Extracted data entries
-=-=-=-=-

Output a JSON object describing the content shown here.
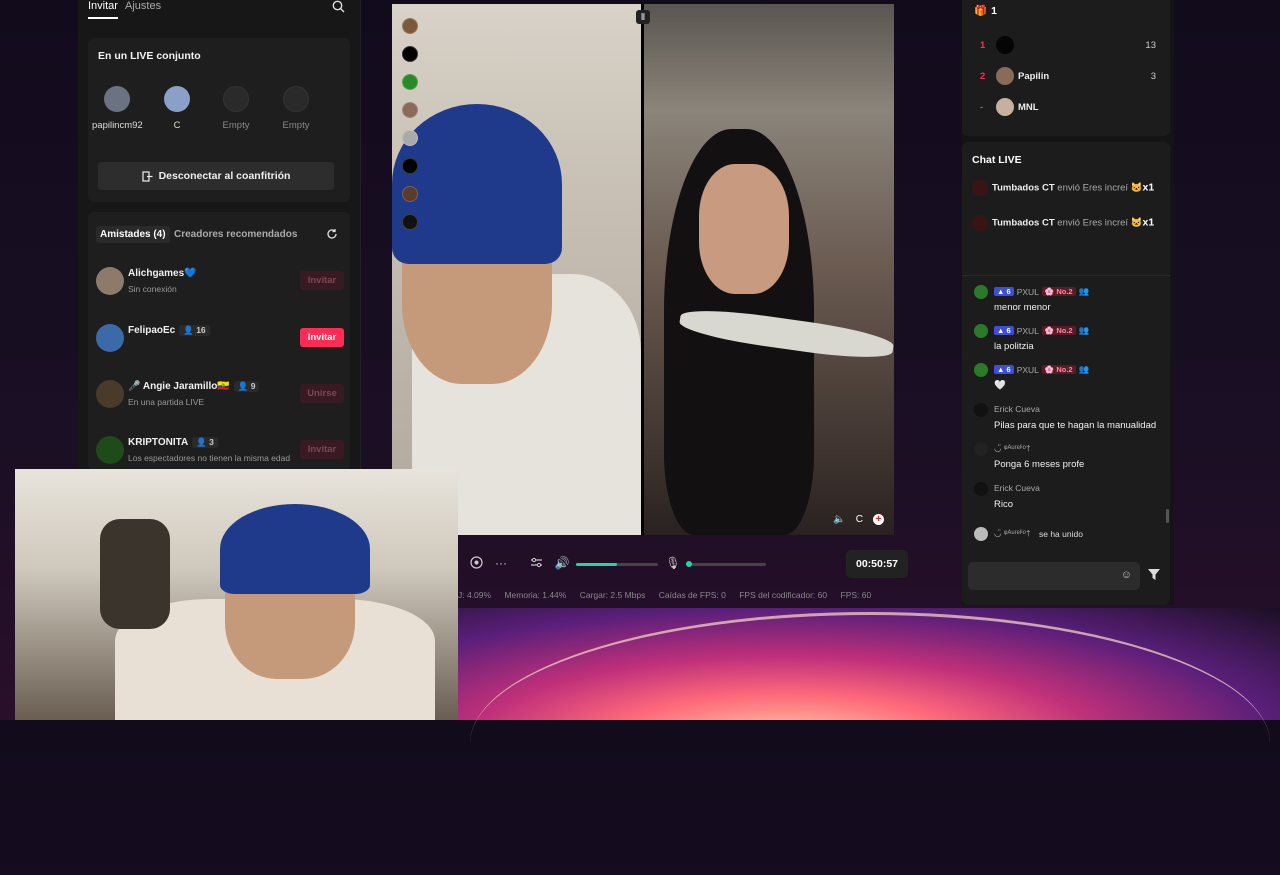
{
  "left_panel": {
    "tabs": [
      "Invitar",
      "Ajustes"
    ],
    "cohost": {
      "title": "En un LIVE conjunto",
      "slots": [
        {
          "label": "papilincm92",
          "empty": false
        },
        {
          "label": "C",
          "empty": false
        },
        {
          "label": "Empty",
          "empty": true
        },
        {
          "label": "Empty",
          "empty": true
        }
      ],
      "disconnect_label": "Desconectar al coanfitrión"
    },
    "friends": {
      "tabs": [
        "Amistades (4)",
        "Creadores recomendados"
      ],
      "items": [
        {
          "name": "Alichgames💙",
          "sub": "Sin conexión",
          "count": "",
          "button": "Invitar",
          "enabled": false
        },
        {
          "name": "FelipaoEc",
          "sub": "",
          "count": "16",
          "button": "Invitar",
          "enabled": true
        },
        {
          "name": "🎤 Angie Jaramillo🇪🇨",
          "sub": "En una partida LIVE",
          "count": "9",
          "button": "Unirse",
          "enabled": false
        },
        {
          "name": "KRIPTONITA",
          "sub": "Los espectadores no tienen la misma edad",
          "count": "3",
          "button": "Invitar",
          "enabled": false
        }
      ]
    }
  },
  "live": {
    "overlay_label": "C",
    "timer": "00:50:57",
    "volume_level": 0.5,
    "stats": [
      "J: 4.09%",
      "Memoria: 1.44%",
      "Cargar: 2.5 Mbps",
      "Caídas de FPS: 0",
      "FPS del codificador: 60",
      "FPS: 60"
    ]
  },
  "right_panel": {
    "ranking": {
      "count": "1",
      "rows": [
        {
          "rank": "1",
          "name": "",
          "score": "13"
        },
        {
          "rank": "2",
          "name": "Papilin",
          "score": "3"
        },
        {
          "rank": "-",
          "name": "MNL",
          "score": ""
        }
      ]
    },
    "chat": {
      "title": "Chat LIVE",
      "gifts": [
        {
          "user": "Tumbados CT",
          "text": "envió Eres increí",
          "mult": "x1"
        },
        {
          "user": "Tumbados CT",
          "text": "envió Eres increí",
          "mult": "x1"
        }
      ],
      "messages": [
        {
          "user": "PXUL",
          "level": "6",
          "rank": "No.2",
          "text": "menor menor",
          "badges": true
        },
        {
          "user": "PXUL",
          "level": "6",
          "rank": "No.2",
          "text": "la politzia",
          "badges": true
        },
        {
          "user": "PXUL",
          "level": "6",
          "rank": "No.2",
          "text": "🤍",
          "badges": true
        },
        {
          "user": "Erick Cueva",
          "level": "",
          "rank": "",
          "text": "Pilas para que te hagan la manualidad",
          "badges": false
        },
        {
          "user": "◡̈ ᵠᴬᵘʳᵉˡⁱᵒ†",
          "level": "",
          "rank": "",
          "text": "Ponga 6 meses profe",
          "badges": false
        },
        {
          "user": "Erick Cueva",
          "level": "",
          "rank": "",
          "text": "Rico",
          "badges": false
        }
      ],
      "join_notice": {
        "user": "◡̈ ᵠᴬᵘʳᵉˡⁱᵒ†",
        "text": "se ha unido"
      }
    }
  }
}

-=-=-=-=-

WHAT IS ASKED:
Without including any picture, repeat the data exactly.

RESULT FOR THIS EXERCISE:
Output a JSON object describing the content shown here.
{
  "left_panel": {
    "tabs": [
      "Invitar",
      "Ajustes"
    ],
    "cohost": {
      "title": "En un LIVE conjunto",
      "slots": [
        {
          "label": "papilincm92",
          "empty": false
        },
        {
          "label": "C",
          "empty": false
        },
        {
          "label": "Empty",
          "empty": true
        },
        {
          "label": "Empty",
          "empty": true
        }
      ],
      "disconnect_label": "Desconectar al coanfitrión"
    },
    "friends": {
      "tabs": [
        "Amistades (4)",
        "Creadores recomendados"
      ],
      "items": [
        {
          "name": "Alichgames💙",
          "sub": "Sin conexión",
          "count": "",
          "button": "Invitar",
          "enabled": false
        },
        {
          "name": "FelipaoEc",
          "sub": "",
          "count": "16",
          "button": "Invitar",
          "enabled": true
        },
        {
          "name": "🎤 Angie Jaramillo🇪🇨",
          "sub": "En una partida LIVE",
          "count": "9",
          "button": "Unirse",
          "enabled": false
        },
        {
          "name": "KRIPTONITA",
          "sub": "Los espectadores no tienen la misma edad",
          "count": "3",
          "button": "Invitar",
          "enabled": false
        }
      ]
    }
  },
  "live": {
    "overlay_label": "C",
    "timer": "00:50:57",
    "volume_level": 0.5,
    "stats": [
      "J: 4.09%",
      "Memoria: 1.44%",
      "Cargar: 2.5 Mbps",
      "Caídas de FPS: 0",
      "FPS del codificador: 60",
      "FPS: 60"
    ]
  },
  "right_panel": {
    "ranking": {
      "count": "1",
      "rows": [
        {
          "rank": "1",
          "name": "",
          "score": "13"
        },
        {
          "rank": "2",
          "name": "Papilin",
          "score": "3"
        },
        {
          "rank": "-",
          "name": "MNL",
          "score": ""
        }
      ]
    },
    "chat": {
      "title": "Chat LIVE",
      "gifts": [
        {
          "user": "Tumbados CT",
          "text": "envió Eres increí",
          "mult": "x1"
        },
        {
          "user": "Tumbados CT",
          "text": "envió Eres increí",
          "mult": "x1"
        }
      ],
      "messages": [
        {
          "user": "PXUL",
          "level": "6",
          "rank": "No.2",
          "text": "menor menor",
          "badges": true
        },
        {
          "user": "PXUL",
          "level": "6",
          "rank": "No.2",
          "text": "la politzia",
          "badges": true
        },
        {
          "user": "PXUL",
          "level": "6",
          "rank": "No.2",
          "text": "🤍",
          "badges": true
        },
        {
          "user": "Erick Cueva",
          "level": "",
          "rank": "",
          "text": "Pilas para que te hagan la manualidad",
          "badges": false
        },
        {
          "user": "◡̈ ᵠᴬᵘʳᵉˡⁱᵒ†",
          "level": "",
          "rank": "",
          "text": "Ponga 6 meses profe",
          "badges": false
        },
        {
          "user": "Erick Cueva",
          "level": "",
          "rank": "",
          "text": "Rico",
          "badges": false
        }
      ],
      "join_notice": {
        "user": "◡̈ ᵠᴬᵘʳᵉˡⁱᵒ†",
        "text": "se ha unido"
      }
    }
  }
}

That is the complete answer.